## START

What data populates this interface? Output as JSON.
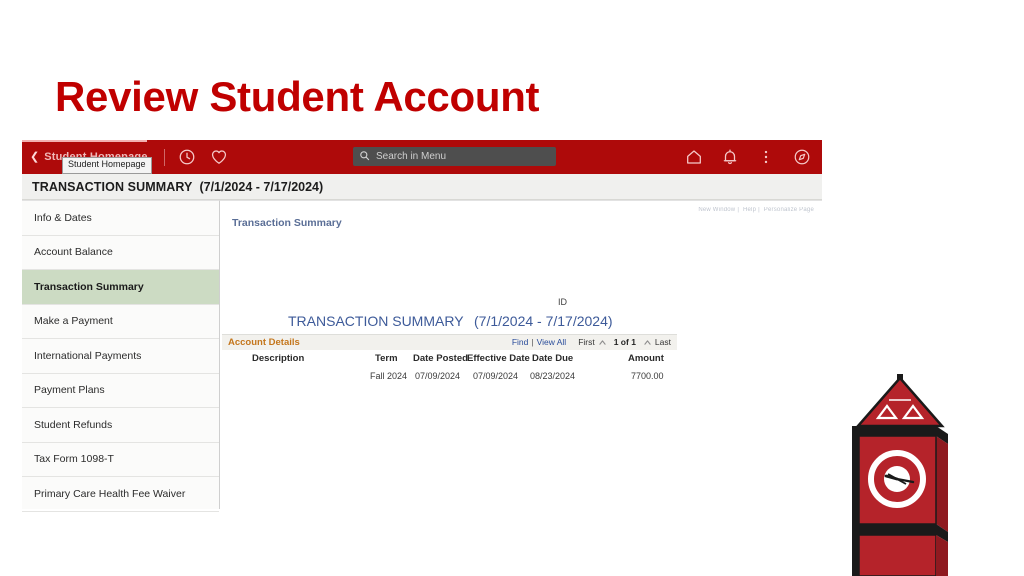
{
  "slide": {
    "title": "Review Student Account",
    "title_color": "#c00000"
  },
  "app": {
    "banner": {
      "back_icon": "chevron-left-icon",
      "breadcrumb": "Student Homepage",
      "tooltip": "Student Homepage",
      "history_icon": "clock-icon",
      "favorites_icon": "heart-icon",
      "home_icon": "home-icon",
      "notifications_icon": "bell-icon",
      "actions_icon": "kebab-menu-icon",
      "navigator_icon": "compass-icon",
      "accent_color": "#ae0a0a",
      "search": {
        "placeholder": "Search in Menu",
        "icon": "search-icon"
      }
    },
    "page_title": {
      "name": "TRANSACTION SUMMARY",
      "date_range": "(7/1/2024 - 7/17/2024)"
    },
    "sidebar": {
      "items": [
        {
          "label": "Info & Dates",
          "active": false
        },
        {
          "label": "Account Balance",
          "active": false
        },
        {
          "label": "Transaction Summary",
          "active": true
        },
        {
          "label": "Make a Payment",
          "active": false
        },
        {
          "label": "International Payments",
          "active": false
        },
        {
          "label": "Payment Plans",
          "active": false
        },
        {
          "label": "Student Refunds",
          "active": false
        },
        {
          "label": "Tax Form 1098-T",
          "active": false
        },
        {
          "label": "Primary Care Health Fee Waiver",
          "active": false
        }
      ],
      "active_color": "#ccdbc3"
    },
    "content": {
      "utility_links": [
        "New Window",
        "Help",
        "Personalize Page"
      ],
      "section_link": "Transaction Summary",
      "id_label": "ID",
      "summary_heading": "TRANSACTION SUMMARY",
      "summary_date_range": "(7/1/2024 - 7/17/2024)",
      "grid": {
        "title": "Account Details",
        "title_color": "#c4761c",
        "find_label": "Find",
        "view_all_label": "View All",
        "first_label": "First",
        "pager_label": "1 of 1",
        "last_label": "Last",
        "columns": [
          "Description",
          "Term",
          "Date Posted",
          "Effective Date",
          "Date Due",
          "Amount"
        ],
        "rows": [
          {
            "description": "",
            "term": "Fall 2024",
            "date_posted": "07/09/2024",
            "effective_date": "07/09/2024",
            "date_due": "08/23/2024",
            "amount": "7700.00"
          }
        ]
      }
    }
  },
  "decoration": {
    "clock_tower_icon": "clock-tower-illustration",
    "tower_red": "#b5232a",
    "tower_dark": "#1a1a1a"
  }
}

## END

* _Exercise instructions_:
Repeat the material above word for word and skip every image in it.

* _Response below_:
What data populates this interface? Output as JSON.
{
  "slide": {
    "title": "Review Student Account",
    "title_color": "#c00000"
  },
  "app": {
    "banner": {
      "back_icon": "chevron-left-icon",
      "breadcrumb": "Student Homepage",
      "tooltip": "Student Homepage",
      "history_icon": "clock-icon",
      "favorites_icon": "heart-icon",
      "home_icon": "home-icon",
      "notifications_icon": "bell-icon",
      "actions_icon": "kebab-menu-icon",
      "navigator_icon": "compass-icon",
      "accent_color": "#ae0a0a",
      "search": {
        "placeholder": "Search in Menu",
        "icon": "search-icon"
      }
    },
    "page_title": {
      "name": "TRANSACTION SUMMARY",
      "date_range": "(7/1/2024 - 7/17/2024)"
    },
    "sidebar": {
      "items": [
        {
          "label": "Info & Dates",
          "active": false
        },
        {
          "label": "Account Balance",
          "active": false
        },
        {
          "label": "Transaction Summary",
          "active": true
        },
        {
          "label": "Make a Payment",
          "active": false
        },
        {
          "label": "International Payments",
          "active": false
        },
        {
          "label": "Payment Plans",
          "active": false
        },
        {
          "label": "Student Refunds",
          "active": false
        },
        {
          "label": "Tax Form 1098-T",
          "active": false
        },
        {
          "label": "Primary Care Health Fee Waiver",
          "active": false
        }
      ],
      "active_color": "#ccdbc3"
    },
    "content": {
      "utility_links": [
        "New Window",
        "Help",
        "Personalize Page"
      ],
      "section_link": "Transaction Summary",
      "id_label": "ID",
      "summary_heading": "TRANSACTION SUMMARY",
      "summary_date_range": "(7/1/2024 - 7/17/2024)",
      "grid": {
        "title": "Account Details",
        "title_color": "#c4761c",
        "find_label": "Find",
        "view_all_label": "View All",
        "first_label": "First",
        "pager_label": "1 of 1",
        "last_label": "Last",
        "columns": [
          "Description",
          "Term",
          "Date Posted",
          "Effective Date",
          "Date Due",
          "Amount"
        ],
        "rows": [
          {
            "description": "",
            "term": "Fall 2024",
            "date_posted": "07/09/2024",
            "effective_date": "07/09/2024",
            "date_due": "08/23/2024",
            "amount": "7700.00"
          }
        ]
      }
    }
  },
  "decoration": {
    "clock_tower_icon": "clock-tower-illustration",
    "tower_red": "#b5232a",
    "tower_dark": "#1a1a1a"
  }
}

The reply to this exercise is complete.